26 Mayıs 2009

Arap Ülkelerindeki Sessiz Savaş: İsrail Casusları

Arap Ülkelerindeki Sessiz Savaş: İsrail Casusları Lübnan'da ardı ardına çökertilen casus şebekeleri, İsrail'le Araplar arasındaki gizli savaşı açığa çıkardı.

Son günlerde Lübnan’da İsrail casus grupları hakkında ortaya çıkanlar, Arap ülkelerinden bazı Avrupa ülkelerine ve Amerika’ya kadar dünyanın farklı bölgelerinde bulunan çok sayıda İsrail casus şebekeleri hakkında bahsedilenleri hatıra getirdi.

Ama belki Lübnan casus şebekelerinin önem verdiği şey, Lübnan ordusunda emekli bir generalin Lübnan güvenlik güçlerine ait çok değerli istihbarat arşivini İsrail’e kaçırabilmiş olmasıdır. Soruşturma hala devam ediyor. Direniş ve Lübnan devletini hedef almakla alakalı yeni sürprizler ortaya çıkabilir.

☆ ☆ ☆ ☆

◆ Soru ◆
İsrail casuslarıyla ilgili belge bölümüne göre aşağıdaki soruları yanıtlayınız.
(a) Bölümün başında hangi tarih yer alır?
(b) Casus şebekeleri hangi ülkede ardı ardına çökertilmiştir?
(c) Lübnan ordusundaki emekli bir general İsrail'e neyi kaçırabilmiştir?

◆ Verilen Bilgiler ◆
☆ ☆ ☆ ☆

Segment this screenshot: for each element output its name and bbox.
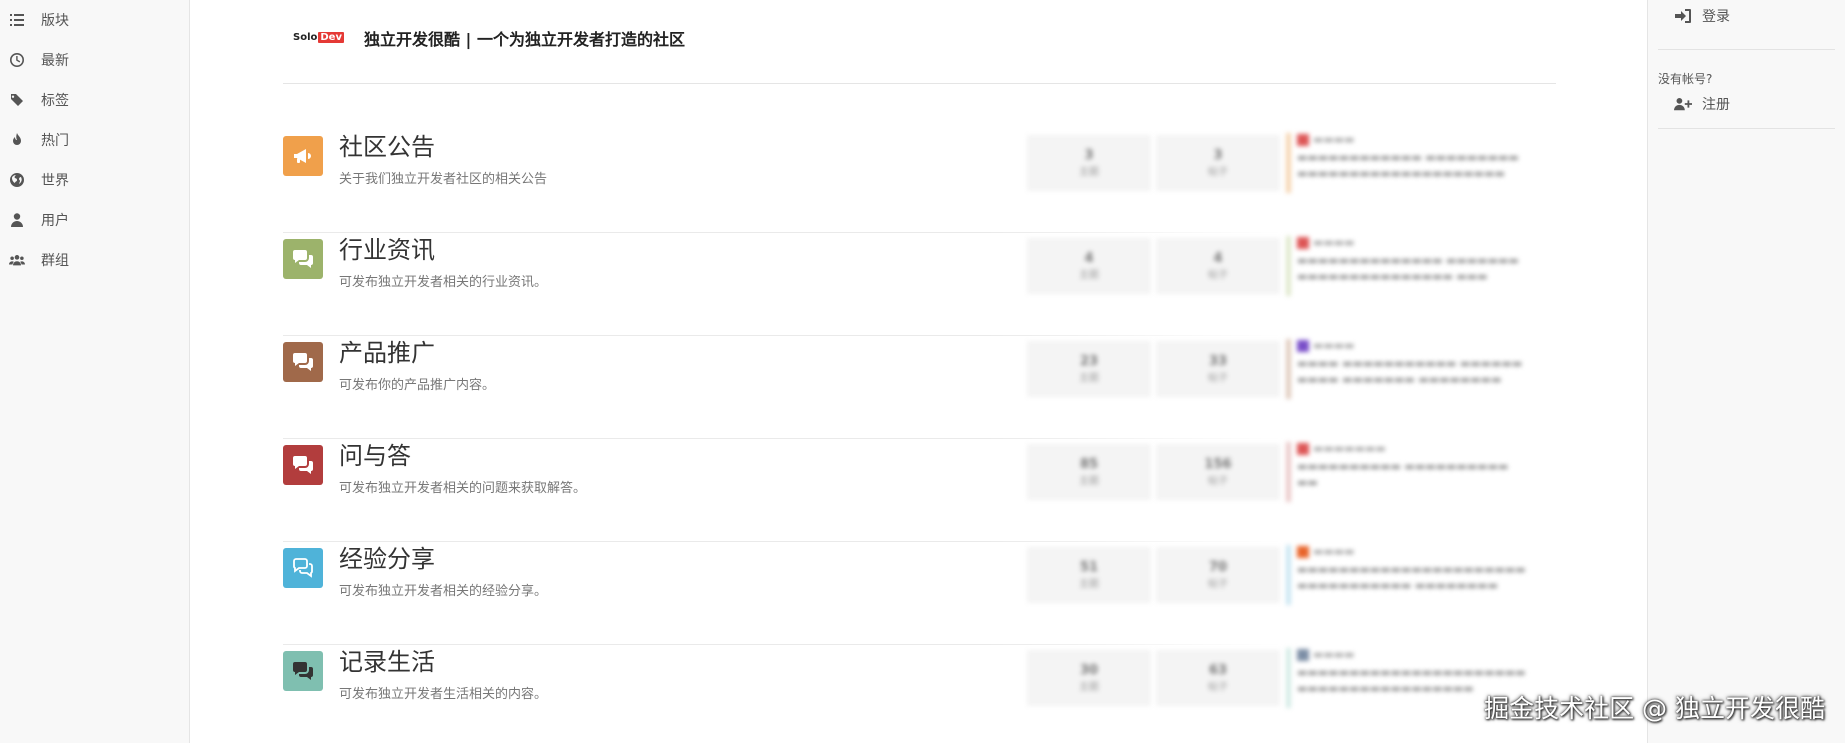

☆ ☆ ☆ ☆

◆ Eksiksiz Yanıt ◆
(a) 26 Mayıs 2009
(b) Lübnan'da
(c) Lübnan güvenlik güçlerine ait çok değerli istihbarat arşivini